The problem => Return each entry exactly, omitting nothing.

Records shown =>
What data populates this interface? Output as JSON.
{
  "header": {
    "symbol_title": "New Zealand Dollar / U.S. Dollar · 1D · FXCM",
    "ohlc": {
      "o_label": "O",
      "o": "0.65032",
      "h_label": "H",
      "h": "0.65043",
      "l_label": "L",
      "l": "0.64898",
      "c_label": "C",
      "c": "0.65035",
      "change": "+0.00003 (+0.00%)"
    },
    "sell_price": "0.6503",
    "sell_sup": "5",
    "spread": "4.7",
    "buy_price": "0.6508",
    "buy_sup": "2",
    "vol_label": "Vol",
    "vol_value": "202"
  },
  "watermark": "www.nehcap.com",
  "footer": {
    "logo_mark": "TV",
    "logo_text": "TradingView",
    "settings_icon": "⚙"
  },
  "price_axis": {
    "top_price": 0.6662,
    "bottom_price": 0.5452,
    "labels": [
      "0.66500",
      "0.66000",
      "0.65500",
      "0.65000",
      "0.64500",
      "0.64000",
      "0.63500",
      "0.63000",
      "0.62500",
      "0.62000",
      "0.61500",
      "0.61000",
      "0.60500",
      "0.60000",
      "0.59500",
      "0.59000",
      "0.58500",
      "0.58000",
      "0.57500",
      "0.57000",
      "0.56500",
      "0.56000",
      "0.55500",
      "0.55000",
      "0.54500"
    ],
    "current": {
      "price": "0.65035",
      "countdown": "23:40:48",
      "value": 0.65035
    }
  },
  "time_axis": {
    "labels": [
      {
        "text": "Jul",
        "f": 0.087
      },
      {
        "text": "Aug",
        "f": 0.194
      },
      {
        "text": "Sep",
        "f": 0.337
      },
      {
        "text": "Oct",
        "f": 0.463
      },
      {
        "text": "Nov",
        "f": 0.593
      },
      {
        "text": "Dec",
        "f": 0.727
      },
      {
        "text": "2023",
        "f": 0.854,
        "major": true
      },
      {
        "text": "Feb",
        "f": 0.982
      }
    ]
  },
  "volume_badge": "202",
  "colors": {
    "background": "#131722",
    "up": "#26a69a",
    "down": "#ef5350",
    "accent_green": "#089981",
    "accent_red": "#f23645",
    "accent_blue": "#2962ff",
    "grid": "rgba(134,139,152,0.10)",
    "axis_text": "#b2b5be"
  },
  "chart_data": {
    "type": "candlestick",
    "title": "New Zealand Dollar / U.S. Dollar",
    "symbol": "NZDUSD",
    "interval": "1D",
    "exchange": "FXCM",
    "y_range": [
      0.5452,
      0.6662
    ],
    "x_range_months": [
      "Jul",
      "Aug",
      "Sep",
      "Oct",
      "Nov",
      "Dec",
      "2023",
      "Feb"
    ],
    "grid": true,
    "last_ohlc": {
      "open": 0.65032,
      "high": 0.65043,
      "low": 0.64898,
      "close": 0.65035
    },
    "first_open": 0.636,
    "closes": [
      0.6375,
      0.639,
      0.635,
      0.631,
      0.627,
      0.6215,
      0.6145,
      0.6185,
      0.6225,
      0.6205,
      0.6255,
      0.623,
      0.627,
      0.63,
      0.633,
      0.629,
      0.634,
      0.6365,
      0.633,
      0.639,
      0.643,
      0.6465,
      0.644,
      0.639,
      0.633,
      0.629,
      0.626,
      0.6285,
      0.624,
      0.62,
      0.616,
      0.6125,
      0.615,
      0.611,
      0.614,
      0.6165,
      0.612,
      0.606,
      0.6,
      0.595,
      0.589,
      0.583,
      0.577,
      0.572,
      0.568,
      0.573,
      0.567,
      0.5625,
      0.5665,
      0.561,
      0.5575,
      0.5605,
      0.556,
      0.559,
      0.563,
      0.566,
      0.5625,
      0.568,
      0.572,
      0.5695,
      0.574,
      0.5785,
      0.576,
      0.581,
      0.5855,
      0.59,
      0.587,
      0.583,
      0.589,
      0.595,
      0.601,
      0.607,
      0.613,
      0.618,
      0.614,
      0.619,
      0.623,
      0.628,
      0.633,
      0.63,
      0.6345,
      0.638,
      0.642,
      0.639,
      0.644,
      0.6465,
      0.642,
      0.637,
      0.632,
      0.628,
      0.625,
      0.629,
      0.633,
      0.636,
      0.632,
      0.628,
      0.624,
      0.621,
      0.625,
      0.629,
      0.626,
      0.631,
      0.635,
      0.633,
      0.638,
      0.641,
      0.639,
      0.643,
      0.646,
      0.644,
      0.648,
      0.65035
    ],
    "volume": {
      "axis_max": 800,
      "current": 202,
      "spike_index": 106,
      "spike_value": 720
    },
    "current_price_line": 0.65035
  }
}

Full response =>
What data populates this interface? Output as JSON.
{
  "header": {
    "symbol_title": "New Zealand Dollar / U.S. Dollar · 1D · FXCM",
    "ohlc": {
      "o_label": "O",
      "o": "0.65032",
      "h_label": "H",
      "h": "0.65043",
      "l_label": "L",
      "l": "0.64898",
      "c_label": "C",
      "c": "0.65035",
      "change": "+0.00003 (+0.00%)"
    },
    "sell_price": "0.6503",
    "sell_sup": "5",
    "spread": "4.7",
    "buy_price": "0.6508",
    "buy_sup": "2",
    "vol_label": "Vol",
    "vol_value": "202"
  },
  "watermark": "www.nehcap.com",
  "footer": {
    "logo_mark": "TV",
    "logo_text": "TradingView",
    "settings_icon": "⚙"
  },
  "price_axis": {
    "top_price": 0.6662,
    "bottom_price": 0.5452,
    "labels": [
      "0.66500",
      "0.66000",
      "0.65500",
      "0.65000",
      "0.64500",
      "0.64000",
      "0.63500",
      "0.63000",
      "0.62500",
      "0.62000",
      "0.61500",
      "0.61000",
      "0.60500",
      "0.60000",
      "0.59500",
      "0.59000",
      "0.58500",
      "0.58000",
      "0.57500",
      "0.57000",
      "0.56500",
      "0.56000",
      "0.55500",
      "0.55000",
      "0.54500"
    ],
    "current": {
      "price": "0.65035",
      "countdown": "23:40:48",
      "value": 0.65035
    }
  },
  "time_axis": {
    "labels": [
      {
        "text": "Jul",
        "f": 0.087
      },
      {
        "text": "Aug",
        "f": 0.194
      },
      {
        "text": "Sep",
        "f": 0.337
      },
      {
        "text": "Oct",
        "f": 0.463
      },
      {
        "text": "Nov",
        "f": 0.593
      },
      {
        "text": "Dec",
        "f": 0.727
      },
      {
        "text": "2023",
        "f": 0.854,
        "major": true
      },
      {
        "text": "Feb",
        "f": 0.982
      }
    ]
  },
  "volume_badge": "202",
  "colors": {
    "background": "#131722",
    "up": "#26a69a",
    "down": "#ef5350",
    "accent_green": "#089981",
    "accent_red": "#f23645",
    "accent_blue": "#2962ff",
    "grid": "rgba(134,139,152,0.10)",
    "axis_text": "#b2b5be"
  },
  "chart_data": {
    "type": "candlestick",
    "title": "New Zealand Dollar / U.S. Dollar",
    "symbol": "NZDUSD",
    "interval": "1D",
    "exchange": "FXCM",
    "y_range": [
      0.5452,
      0.6662
    ],
    "x_range_months": [
      "Jul",
      "Aug",
      "Sep",
      "Oct",
      "Nov",
      "Dec",
      "2023",
      "Feb"
    ],
    "grid": true,
    "last_ohlc": {
      "open": 0.65032,
      "high": 0.65043,
      "low": 0.64898,
      "close": 0.65035
    },
    "first_open": 0.636,
    "closes": [
      0.6375,
      0.639,
      0.635,
      0.631,
      0.627,
      0.6215,
      0.6145,
      0.6185,
      0.6225,
      0.6205,
      0.6255,
      0.623,
      0.627,
      0.63,
      0.633,
      0.629,
      0.634,
      0.6365,
      0.633,
      0.639,
      0.643,
      0.6465,
      0.644,
      0.639,
      0.633,
      0.629,
      0.626,
      0.6285,
      0.624,
      0.62,
      0.616,
      0.6125,
      0.615,
      0.611,
      0.614,
      0.6165,
      0.612,
      0.606,
      0.6,
      0.595,
      0.589,
      0.583,
      0.577,
      0.572,
      0.568,
      0.573,
      0.567,
      0.5625,
      0.5665,
      0.561,
      0.5575,
      0.5605,
      0.556,
      0.559,
      0.563,
      0.566,
      0.5625,
      0.568,
      0.572,
      0.5695,
      0.574,
      0.5785,
      0.576,
      0.581,
      0.5855,
      0.59,
      0.587,
      0.583,
      0.589,
      0.595,
      0.601,
      0.607,
      0.613,
      0.618,
      0.614,
      0.619,
      0.623,
      0.628,
      0.633,
      0.63,
      0.6345,
      0.638,
      0.642,
      0.639,
      0.644,
      0.6465,
      0.642,
      0.637,
      0.632,
      0.628,
      0.625,
      0.629,
      0.633,
      0.636,
      0.632,
      0.628,
      0.624,
      0.621,
      0.625,
      0.629,
      0.626,
      0.631,
      0.635,
      0.633,
      0.638,
      0.641,
      0.639,
      0.643,
      0.646,
      0.644,
      0.648,
      0.65035
    ],
    "volume": {
      "axis_max": 800,
      "current": 202,
      "spike_index": 106,
      "spike_value": 720
    },
    "current_price_line": 0.65035
  }
}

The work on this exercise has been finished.